What is asked: Locate each line in the records containing "does". Copy it.

Stored records:

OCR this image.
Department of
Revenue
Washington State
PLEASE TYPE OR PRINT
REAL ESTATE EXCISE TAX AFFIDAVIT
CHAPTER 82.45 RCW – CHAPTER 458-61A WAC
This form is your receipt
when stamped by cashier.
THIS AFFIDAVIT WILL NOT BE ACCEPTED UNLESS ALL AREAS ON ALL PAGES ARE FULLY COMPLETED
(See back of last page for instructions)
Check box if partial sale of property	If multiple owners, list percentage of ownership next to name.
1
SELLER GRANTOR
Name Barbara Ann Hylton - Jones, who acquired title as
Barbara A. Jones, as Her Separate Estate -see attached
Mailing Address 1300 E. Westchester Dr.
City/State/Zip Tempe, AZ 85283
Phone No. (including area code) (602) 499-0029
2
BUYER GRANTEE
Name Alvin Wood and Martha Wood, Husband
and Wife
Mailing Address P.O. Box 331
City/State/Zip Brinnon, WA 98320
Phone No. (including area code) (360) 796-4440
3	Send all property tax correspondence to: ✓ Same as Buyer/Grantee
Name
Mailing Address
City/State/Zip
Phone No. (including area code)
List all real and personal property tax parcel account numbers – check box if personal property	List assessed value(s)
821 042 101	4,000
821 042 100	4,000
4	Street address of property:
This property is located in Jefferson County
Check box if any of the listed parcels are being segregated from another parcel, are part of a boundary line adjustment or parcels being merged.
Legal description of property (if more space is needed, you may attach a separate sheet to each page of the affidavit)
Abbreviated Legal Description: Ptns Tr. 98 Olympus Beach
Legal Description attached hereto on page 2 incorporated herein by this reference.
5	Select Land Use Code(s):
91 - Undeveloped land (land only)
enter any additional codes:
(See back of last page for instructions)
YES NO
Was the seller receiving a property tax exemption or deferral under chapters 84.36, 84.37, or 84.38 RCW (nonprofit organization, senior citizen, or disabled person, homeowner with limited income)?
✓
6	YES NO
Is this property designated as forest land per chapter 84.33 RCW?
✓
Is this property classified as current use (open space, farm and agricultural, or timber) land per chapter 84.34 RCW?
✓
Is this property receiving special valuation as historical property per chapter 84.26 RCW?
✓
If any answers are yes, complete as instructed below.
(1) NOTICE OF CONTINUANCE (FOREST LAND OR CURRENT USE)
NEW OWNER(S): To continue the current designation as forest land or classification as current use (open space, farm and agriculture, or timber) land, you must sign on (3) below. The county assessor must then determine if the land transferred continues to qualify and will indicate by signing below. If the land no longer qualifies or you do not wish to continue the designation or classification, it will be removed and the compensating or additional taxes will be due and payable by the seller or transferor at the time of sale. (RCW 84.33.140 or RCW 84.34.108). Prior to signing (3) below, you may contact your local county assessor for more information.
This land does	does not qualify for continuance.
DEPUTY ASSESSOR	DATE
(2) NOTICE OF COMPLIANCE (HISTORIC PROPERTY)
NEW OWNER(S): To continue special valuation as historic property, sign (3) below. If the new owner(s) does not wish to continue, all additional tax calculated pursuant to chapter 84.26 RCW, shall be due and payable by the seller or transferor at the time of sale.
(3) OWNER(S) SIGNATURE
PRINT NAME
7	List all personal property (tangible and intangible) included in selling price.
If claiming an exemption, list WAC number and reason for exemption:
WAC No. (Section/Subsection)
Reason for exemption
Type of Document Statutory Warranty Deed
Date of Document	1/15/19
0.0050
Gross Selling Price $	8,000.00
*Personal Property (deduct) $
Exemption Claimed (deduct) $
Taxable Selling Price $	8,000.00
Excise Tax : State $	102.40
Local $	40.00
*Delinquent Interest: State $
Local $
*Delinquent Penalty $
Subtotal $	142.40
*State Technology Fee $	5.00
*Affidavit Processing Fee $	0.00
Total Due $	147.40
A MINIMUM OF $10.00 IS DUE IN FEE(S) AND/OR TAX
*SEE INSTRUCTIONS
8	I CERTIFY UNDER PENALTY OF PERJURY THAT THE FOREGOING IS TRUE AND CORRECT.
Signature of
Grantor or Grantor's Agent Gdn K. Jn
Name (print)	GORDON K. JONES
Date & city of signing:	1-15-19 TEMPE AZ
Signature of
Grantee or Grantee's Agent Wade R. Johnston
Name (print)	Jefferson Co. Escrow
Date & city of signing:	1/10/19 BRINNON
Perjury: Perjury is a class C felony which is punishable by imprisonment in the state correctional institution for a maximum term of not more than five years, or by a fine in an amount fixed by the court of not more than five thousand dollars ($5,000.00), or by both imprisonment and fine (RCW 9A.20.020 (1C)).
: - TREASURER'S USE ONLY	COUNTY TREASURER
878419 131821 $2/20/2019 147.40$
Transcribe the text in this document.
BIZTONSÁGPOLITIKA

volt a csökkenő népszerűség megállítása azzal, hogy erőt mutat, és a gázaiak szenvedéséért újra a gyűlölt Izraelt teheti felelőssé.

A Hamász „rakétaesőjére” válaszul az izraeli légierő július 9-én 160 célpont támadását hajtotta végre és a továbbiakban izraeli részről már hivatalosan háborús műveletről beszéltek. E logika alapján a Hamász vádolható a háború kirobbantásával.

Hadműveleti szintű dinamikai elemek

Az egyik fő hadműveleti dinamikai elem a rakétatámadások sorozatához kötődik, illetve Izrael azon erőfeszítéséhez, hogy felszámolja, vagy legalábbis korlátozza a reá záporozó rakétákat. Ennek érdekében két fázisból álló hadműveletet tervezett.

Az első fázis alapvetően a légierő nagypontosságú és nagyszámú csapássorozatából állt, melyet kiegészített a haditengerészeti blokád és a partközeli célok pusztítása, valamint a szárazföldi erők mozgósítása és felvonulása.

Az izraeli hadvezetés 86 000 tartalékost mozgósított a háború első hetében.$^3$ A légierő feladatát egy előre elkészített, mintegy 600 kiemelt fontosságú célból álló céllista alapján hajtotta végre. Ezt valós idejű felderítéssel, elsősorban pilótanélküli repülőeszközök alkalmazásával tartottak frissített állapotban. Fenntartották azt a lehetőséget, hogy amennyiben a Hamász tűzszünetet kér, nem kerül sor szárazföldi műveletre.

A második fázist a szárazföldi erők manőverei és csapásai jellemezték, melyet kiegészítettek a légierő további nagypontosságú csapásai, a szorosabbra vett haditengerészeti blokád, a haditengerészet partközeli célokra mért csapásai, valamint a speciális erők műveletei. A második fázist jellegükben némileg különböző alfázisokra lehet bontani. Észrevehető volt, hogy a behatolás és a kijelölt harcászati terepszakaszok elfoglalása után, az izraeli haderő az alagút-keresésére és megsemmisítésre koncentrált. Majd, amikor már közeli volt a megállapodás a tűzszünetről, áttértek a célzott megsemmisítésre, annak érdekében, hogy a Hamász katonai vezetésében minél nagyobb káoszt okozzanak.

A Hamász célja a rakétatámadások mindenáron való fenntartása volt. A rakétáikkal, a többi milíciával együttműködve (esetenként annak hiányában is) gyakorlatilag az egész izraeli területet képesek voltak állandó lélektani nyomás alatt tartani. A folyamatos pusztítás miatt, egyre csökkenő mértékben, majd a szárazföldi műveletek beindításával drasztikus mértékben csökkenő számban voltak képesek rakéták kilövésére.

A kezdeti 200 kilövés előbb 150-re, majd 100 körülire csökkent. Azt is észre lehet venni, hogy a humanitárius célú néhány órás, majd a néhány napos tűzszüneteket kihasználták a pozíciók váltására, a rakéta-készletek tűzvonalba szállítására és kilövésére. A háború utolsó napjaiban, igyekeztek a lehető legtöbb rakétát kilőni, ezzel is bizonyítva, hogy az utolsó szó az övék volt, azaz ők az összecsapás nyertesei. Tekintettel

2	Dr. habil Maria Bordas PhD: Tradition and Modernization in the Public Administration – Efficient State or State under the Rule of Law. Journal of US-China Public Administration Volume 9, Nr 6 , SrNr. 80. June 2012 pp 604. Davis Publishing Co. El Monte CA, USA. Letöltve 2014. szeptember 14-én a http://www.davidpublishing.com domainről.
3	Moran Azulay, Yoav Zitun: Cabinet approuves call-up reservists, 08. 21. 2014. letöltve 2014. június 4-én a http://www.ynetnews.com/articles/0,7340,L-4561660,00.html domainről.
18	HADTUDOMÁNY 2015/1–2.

Finished answer:
This land does	does not qualify for continuance.
NEW OWNER(S): To continue special valuation as historic property, sign (3) below. If the new owner(s) does not wish to continue, all additional tax calculated pursuant to chapter 84.26 RCW, shall be due and payable by the seller or transferor at the time of sale.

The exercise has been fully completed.